Pictures do not belong in your copy. Repeat all the other data exactly.
── Extracted records ──
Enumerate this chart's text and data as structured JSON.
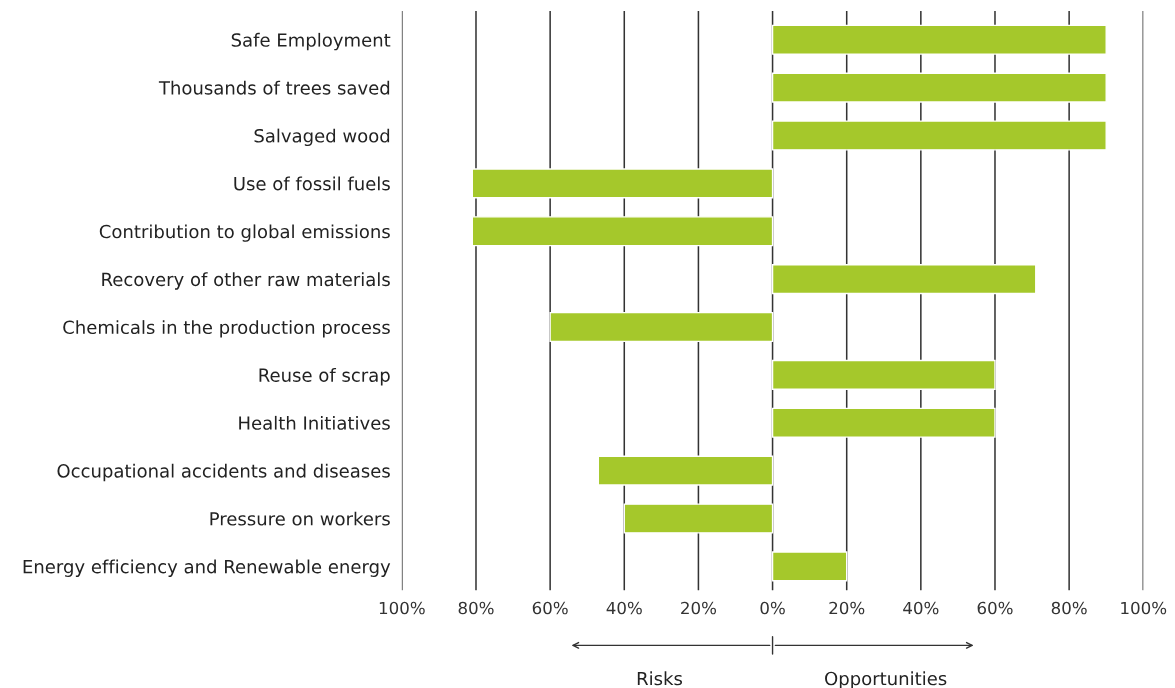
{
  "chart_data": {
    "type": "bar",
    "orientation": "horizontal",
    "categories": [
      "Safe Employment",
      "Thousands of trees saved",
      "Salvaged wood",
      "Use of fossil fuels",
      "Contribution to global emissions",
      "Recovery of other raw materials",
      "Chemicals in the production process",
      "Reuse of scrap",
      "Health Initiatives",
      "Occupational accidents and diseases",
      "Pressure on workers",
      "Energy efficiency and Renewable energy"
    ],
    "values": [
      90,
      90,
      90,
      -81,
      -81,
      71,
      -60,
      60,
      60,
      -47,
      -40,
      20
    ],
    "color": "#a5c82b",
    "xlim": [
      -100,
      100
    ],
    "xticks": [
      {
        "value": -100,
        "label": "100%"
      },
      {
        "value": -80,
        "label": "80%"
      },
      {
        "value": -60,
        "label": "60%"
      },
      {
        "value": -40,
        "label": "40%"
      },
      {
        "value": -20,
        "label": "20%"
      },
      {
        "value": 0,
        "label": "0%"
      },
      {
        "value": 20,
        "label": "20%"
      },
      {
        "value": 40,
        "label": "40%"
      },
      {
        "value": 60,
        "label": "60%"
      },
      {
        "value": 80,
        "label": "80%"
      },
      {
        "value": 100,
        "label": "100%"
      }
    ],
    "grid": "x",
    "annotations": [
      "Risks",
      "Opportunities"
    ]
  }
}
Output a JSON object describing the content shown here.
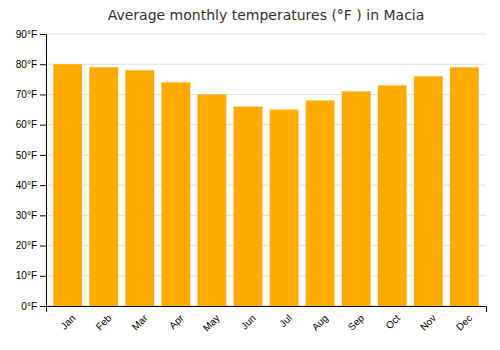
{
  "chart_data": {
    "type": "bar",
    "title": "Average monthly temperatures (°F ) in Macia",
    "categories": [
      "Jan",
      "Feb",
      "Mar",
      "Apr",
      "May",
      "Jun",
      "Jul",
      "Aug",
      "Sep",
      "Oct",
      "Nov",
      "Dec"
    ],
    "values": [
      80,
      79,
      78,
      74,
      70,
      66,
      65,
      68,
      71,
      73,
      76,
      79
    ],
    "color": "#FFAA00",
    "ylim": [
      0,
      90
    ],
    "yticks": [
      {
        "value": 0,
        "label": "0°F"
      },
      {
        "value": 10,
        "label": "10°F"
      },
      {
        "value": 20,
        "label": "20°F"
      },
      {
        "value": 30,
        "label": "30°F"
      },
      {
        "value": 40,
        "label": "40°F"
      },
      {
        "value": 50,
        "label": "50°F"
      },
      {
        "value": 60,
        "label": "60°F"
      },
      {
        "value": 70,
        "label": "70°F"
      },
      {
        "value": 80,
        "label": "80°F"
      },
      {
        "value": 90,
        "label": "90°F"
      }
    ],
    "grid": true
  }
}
───
[Written answer]:
Enumerate this chart's text and data as structured JSON.
{
  "chart_data": {
    "type": "bar",
    "orientation": "horizontal",
    "categories": [
      "Safe Employment",
      "Thousands of trees saved",
      "Salvaged wood",
      "Use of fossil fuels",
      "Contribution to global emissions",
      "Recovery of other raw materials",
      "Chemicals in the production process",
      "Reuse of scrap",
      "Health Initiatives",
      "Occupational accidents and diseases",
      "Pressure on workers",
      "Energy efficiency and Renewable energy"
    ],
    "values": [
      90,
      90,
      90,
      -81,
      -81,
      71,
      -60,
      60,
      60,
      -47,
      -40,
      20
    ],
    "color": "#a5c82b",
    "xlim": [
      -100,
      100
    ],
    "xticks": [
      {
        "value": -100,
        "label": "100%"
      },
      {
        "value": -80,
        "label": "80%"
      },
      {
        "value": -60,
        "label": "60%"
      },
      {
        "value": -40,
        "label": "40%"
      },
      {
        "value": -20,
        "label": "20%"
      },
      {
        "value": 0,
        "label": "0%"
      },
      {
        "value": 20,
        "label": "20%"
      },
      {
        "value": 40,
        "label": "40%"
      },
      {
        "value": 60,
        "label": "60%"
      },
      {
        "value": 80,
        "label": "80%"
      },
      {
        "value": 100,
        "label": "100%"
      }
    ],
    "grid": "x",
    "annotations": [
      "Risks",
      "Opportunities"
    ]
  }
}
Output a JSON object describing the content shown here.
{
  "chart_data": {
    "type": "bar",
    "title": "Average monthly temperatures (°F ) in Macia",
    "categories": [
      "Jan",
      "Feb",
      "Mar",
      "Apr",
      "May",
      "Jun",
      "Jul",
      "Aug",
      "Sep",
      "Oct",
      "Nov",
      "Dec"
    ],
    "values": [
      80,
      79,
      78,
      74,
      70,
      66,
      65,
      68,
      71,
      73,
      76,
      79
    ],
    "color": "#FFAA00",
    "ylim": [
      0,
      90
    ],
    "yticks": [
      {
        "value": 0,
        "label": "0°F"
      },
      {
        "value": 10,
        "label": "10°F"
      },
      {
        "value": 20,
        "label": "20°F"
      },
      {
        "value": 30,
        "label": "30°F"
      },
      {
        "value": 40,
        "label": "40°F"
      },
      {
        "value": 50,
        "label": "50°F"
      },
      {
        "value": 60,
        "label": "60°F"
      },
      {
        "value": 70,
        "label": "70°F"
      },
      {
        "value": 80,
        "label": "80°F"
      },
      {
        "value": 90,
        "label": "90°F"
      }
    ],
    "grid": true
  }
}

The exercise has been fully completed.